*DIRECTIONS*:
Print every line of the material below exactly as it stands, but omit the pictures.

*SUPPLIED INFORMATION*:

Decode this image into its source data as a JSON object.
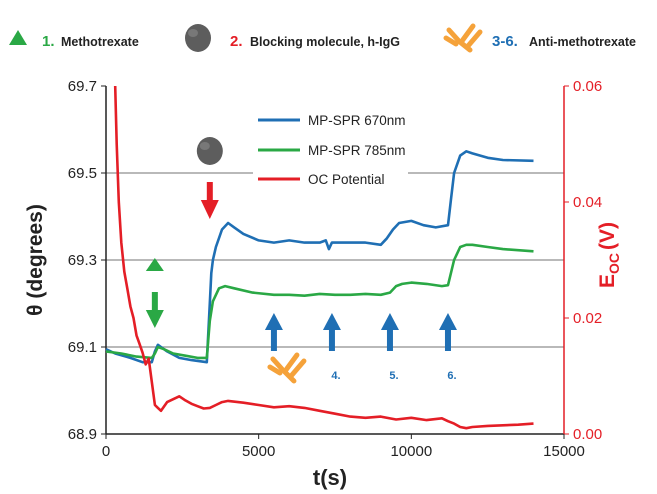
{
  "key": {
    "items": [
      {
        "number": "1.",
        "label": "Methotrexate",
        "number_color": "#2aa845",
        "icon": "green-triangle-icon"
      },
      {
        "number": "2.",
        "label": "Blocking molecule, h-IgG",
        "number_color": "#e41e26",
        "icon": "gray-sphere-icon"
      },
      {
        "number": "3-6.",
        "label": "Anti-methotrexate",
        "number_color": "#1f6fb4",
        "icon": "orange-antibody-icon"
      }
    ]
  },
  "chart_data": {
    "type": "line",
    "xlabel": "t(s)",
    "ylabel_left": "θ (degrees)",
    "ylabel_right_main": "E",
    "ylabel_right_sub": "OC",
    "ylabel_right_unit": "(V)",
    "xlim": [
      0,
      15000
    ],
    "ylim_left": [
      68.9,
      69.7
    ],
    "ylim_right": [
      0.0,
      0.06
    ],
    "x_ticks": [
      "0",
      "5000",
      "10000",
      "15000"
    ],
    "y_left_ticks": [
      "68.9",
      "69.1",
      "69.3",
      "69.5",
      "69.7"
    ],
    "y_right_ticks": [
      "0.00",
      "0.02",
      "0.04",
      "0.06"
    ],
    "grid": "horizontal",
    "legend_position": "top-center",
    "series": [
      {
        "name": "MP-SPR 670nm",
        "axis": "left",
        "color": "#1f6fb4",
        "x": [
          0,
          300,
          800,
          1200,
          1500,
          1600,
          1700,
          1800,
          2000,
          2400,
          2800,
          3300,
          3400,
          3450,
          3500,
          3600,
          3800,
          4000,
          4200,
          4500,
          5000,
          5500,
          6000,
          6500,
          7000,
          7200,
          7300,
          7400,
          7600,
          8000,
          8500,
          9000,
          9200,
          9400,
          9600,
          10000,
          10400,
          10800,
          11200,
          11300,
          11400,
          11600,
          11800,
          12000,
          12500,
          13000,
          14000
        ],
        "y": [
          69.095,
          69.085,
          69.075,
          69.065,
          69.065,
          69.09,
          69.105,
          69.1,
          69.09,
          69.075,
          69.07,
          69.065,
          69.2,
          69.27,
          69.3,
          69.33,
          69.37,
          69.385,
          69.375,
          69.36,
          69.345,
          69.34,
          69.345,
          69.34,
          69.34,
          69.345,
          69.325,
          69.34,
          69.34,
          69.34,
          69.34,
          69.335,
          69.35,
          69.37,
          69.385,
          69.39,
          69.38,
          69.375,
          69.38,
          69.44,
          69.5,
          69.54,
          69.55,
          69.545,
          69.535,
          69.53,
          69.528
        ]
      },
      {
        "name": "MP-SPR 785nm",
        "axis": "left",
        "color": "#2aa845",
        "x": [
          0,
          500,
          1000,
          1500,
          1600,
          1700,
          1900,
          2200,
          2600,
          3000,
          3300,
          3400,
          3500,
          3700,
          3900,
          4200,
          4800,
          5500,
          6000,
          6500,
          7000,
          7500,
          8000,
          8500,
          9000,
          9300,
          9500,
          9700,
          10000,
          10500,
          11000,
          11200,
          11400,
          11600,
          11800,
          12000,
          12500,
          13000,
          14000
        ],
        "y": [
          69.09,
          69.085,
          69.078,
          69.075,
          69.085,
          69.1,
          69.095,
          69.085,
          69.08,
          69.075,
          69.075,
          69.16,
          69.205,
          69.235,
          69.24,
          69.235,
          69.225,
          69.22,
          69.22,
          69.218,
          69.222,
          69.22,
          69.22,
          69.222,
          69.22,
          69.225,
          69.24,
          69.245,
          69.248,
          69.245,
          69.24,
          69.242,
          69.3,
          69.33,
          69.335,
          69.335,
          69.33,
          69.325,
          69.32
        ]
      },
      {
        "name": "OC Potential",
        "axis": "right",
        "color": "#e41e26",
        "x": [
          300,
          350,
          420,
          500,
          600,
          700,
          800,
          900,
          1000,
          1100,
          1200,
          1300,
          1400,
          1500,
          1600,
          1700,
          1800,
          2000,
          2200,
          2400,
          2600,
          2800,
          3000,
          3200,
          3400,
          3600,
          3800,
          4000,
          4500,
          5000,
          5500,
          6000,
          6500,
          7000,
          7500,
          8000,
          8500,
          9000,
          9500,
          10000,
          10500,
          11000,
          11200,
          11400,
          11600,
          11800,
          12000,
          12500,
          13000,
          13500,
          14000
        ],
        "y": [
          0.06,
          0.05,
          0.04,
          0.033,
          0.028,
          0.025,
          0.022,
          0.02,
          0.017,
          0.0155,
          0.014,
          0.012,
          0.013,
          0.009,
          0.005,
          0.0045,
          0.004,
          0.0055,
          0.006,
          0.0065,
          0.0058,
          0.0052,
          0.0048,
          0.0044,
          0.0045,
          0.005,
          0.0055,
          0.0057,
          0.0054,
          0.005,
          0.0046,
          0.0048,
          0.0045,
          0.004,
          0.0035,
          0.003,
          0.0028,
          0.003,
          0.0025,
          0.0028,
          0.0024,
          0.0027,
          0.0022,
          0.0018,
          0.0012,
          0.001,
          0.0012,
          0.0014,
          0.0015,
          0.0016,
          0.0018
        ]
      }
    ],
    "annotations": {
      "antibody_steps": [
        {
          "x": 5500,
          "label": ""
        },
        {
          "x": 7400,
          "label": "4."
        },
        {
          "x": 9300,
          "label": "5."
        },
        {
          "x": 11200,
          "label": "6."
        }
      ],
      "methotrexate_injection_x": 1600,
      "blocking_injection_x": 3400
    }
  },
  "colors": {
    "blue": "#1f6fb4",
    "green": "#2aa845",
    "red": "#e41e26",
    "orange": "#f5a23a",
    "grid": "#8f8f8f"
  }
}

*THE ANSWER*:
Decode this image into its source data as a JSON object.
{
  "key": {
    "items": [
      {
        "number": "1.",
        "label": "Methotrexate",
        "number_color": "#2aa845",
        "icon": "green-triangle-icon"
      },
      {
        "number": "2.",
        "label": "Blocking molecule, h-IgG",
        "number_color": "#e41e26",
        "icon": "gray-sphere-icon"
      },
      {
        "number": "3-6.",
        "label": "Anti-methotrexate",
        "number_color": "#1f6fb4",
        "icon": "orange-antibody-icon"
      }
    ]
  },
  "chart_data": {
    "type": "line",
    "xlabel": "t(s)",
    "ylabel_left": "θ (degrees)",
    "ylabel_right_main": "E",
    "ylabel_right_sub": "OC",
    "ylabel_right_unit": "(V)",
    "xlim": [
      0,
      15000
    ],
    "ylim_left": [
      68.9,
      69.7
    ],
    "ylim_right": [
      0.0,
      0.06
    ],
    "x_ticks": [
      "0",
      "5000",
      "10000",
      "15000"
    ],
    "y_left_ticks": [
      "68.9",
      "69.1",
      "69.3",
      "69.5",
      "69.7"
    ],
    "y_right_ticks": [
      "0.00",
      "0.02",
      "0.04",
      "0.06"
    ],
    "grid": "horizontal",
    "legend_position": "top-center",
    "series": [
      {
        "name": "MP-SPR 670nm",
        "axis": "left",
        "color": "#1f6fb4",
        "x": [
          0,
          300,
          800,
          1200,
          1500,
          1600,
          1700,
          1800,
          2000,
          2400,
          2800,
          3300,
          3400,
          3450,
          3500,
          3600,
          3800,
          4000,
          4200,
          4500,
          5000,
          5500,
          6000,
          6500,
          7000,
          7200,
          7300,
          7400,
          7600,
          8000,
          8500,
          9000,
          9200,
          9400,
          9600,
          10000,
          10400,
          10800,
          11200,
          11300,
          11400,
          11600,
          11800,
          12000,
          12500,
          13000,
          14000
        ],
        "y": [
          69.095,
          69.085,
          69.075,
          69.065,
          69.065,
          69.09,
          69.105,
          69.1,
          69.09,
          69.075,
          69.07,
          69.065,
          69.2,
          69.27,
          69.3,
          69.33,
          69.37,
          69.385,
          69.375,
          69.36,
          69.345,
          69.34,
          69.345,
          69.34,
          69.34,
          69.345,
          69.325,
          69.34,
          69.34,
          69.34,
          69.34,
          69.335,
          69.35,
          69.37,
          69.385,
          69.39,
          69.38,
          69.375,
          69.38,
          69.44,
          69.5,
          69.54,
          69.55,
          69.545,
          69.535,
          69.53,
          69.528
        ]
      },
      {
        "name": "MP-SPR 785nm",
        "axis": "left",
        "color": "#2aa845",
        "x": [
          0,
          500,
          1000,
          1500,
          1600,
          1700,
          1900,
          2200,
          2600,
          3000,
          3300,
          3400,
          3500,
          3700,
          3900,
          4200,
          4800,
          5500,
          6000,
          6500,
          7000,
          7500,
          8000,
          8500,
          9000,
          9300,
          9500,
          9700,
          10000,
          10500,
          11000,
          11200,
          11400,
          11600,
          11800,
          12000,
          12500,
          13000,
          14000
        ],
        "y": [
          69.09,
          69.085,
          69.078,
          69.075,
          69.085,
          69.1,
          69.095,
          69.085,
          69.08,
          69.075,
          69.075,
          69.16,
          69.205,
          69.235,
          69.24,
          69.235,
          69.225,
          69.22,
          69.22,
          69.218,
          69.222,
          69.22,
          69.22,
          69.222,
          69.22,
          69.225,
          69.24,
          69.245,
          69.248,
          69.245,
          69.24,
          69.242,
          69.3,
          69.33,
          69.335,
          69.335,
          69.33,
          69.325,
          69.32
        ]
      },
      {
        "name": "OC Potential",
        "axis": "right",
        "color": "#e41e26",
        "x": [
          300,
          350,
          420,
          500,
          600,
          700,
          800,
          900,
          1000,
          1100,
          1200,
          1300,
          1400,
          1500,
          1600,
          1700,
          1800,
          2000,
          2200,
          2400,
          2600,
          2800,
          3000,
          3200,
          3400,
          3600,
          3800,
          4000,
          4500,
          5000,
          5500,
          6000,
          6500,
          7000,
          7500,
          8000,
          8500,
          9000,
          9500,
          10000,
          10500,
          11000,
          11200,
          11400,
          11600,
          11800,
          12000,
          12500,
          13000,
          13500,
          14000
        ],
        "y": [
          0.06,
          0.05,
          0.04,
          0.033,
          0.028,
          0.025,
          0.022,
          0.02,
          0.017,
          0.0155,
          0.014,
          0.012,
          0.013,
          0.009,
          0.005,
          0.0045,
          0.004,
          0.0055,
          0.006,
          0.0065,
          0.0058,
          0.0052,
          0.0048,
          0.0044,
          0.0045,
          0.005,
          0.0055,
          0.0057,
          0.0054,
          0.005,
          0.0046,
          0.0048,
          0.0045,
          0.004,
          0.0035,
          0.003,
          0.0028,
          0.003,
          0.0025,
          0.0028,
          0.0024,
          0.0027,
          0.0022,
          0.0018,
          0.0012,
          0.001,
          0.0012,
          0.0014,
          0.0015,
          0.0016,
          0.0018
        ]
      }
    ],
    "annotations": {
      "antibody_steps": [
        {
          "x": 5500,
          "label": ""
        },
        {
          "x": 7400,
          "label": "4."
        },
        {
          "x": 9300,
          "label": "5."
        },
        {
          "x": 11200,
          "label": "6."
        }
      ],
      "methotrexate_injection_x": 1600,
      "blocking_injection_x": 3400
    }
  },
  "colors": {
    "blue": "#1f6fb4",
    "green": "#2aa845",
    "red": "#e41e26",
    "orange": "#f5a23a",
    "grid": "#8f8f8f"
  }
}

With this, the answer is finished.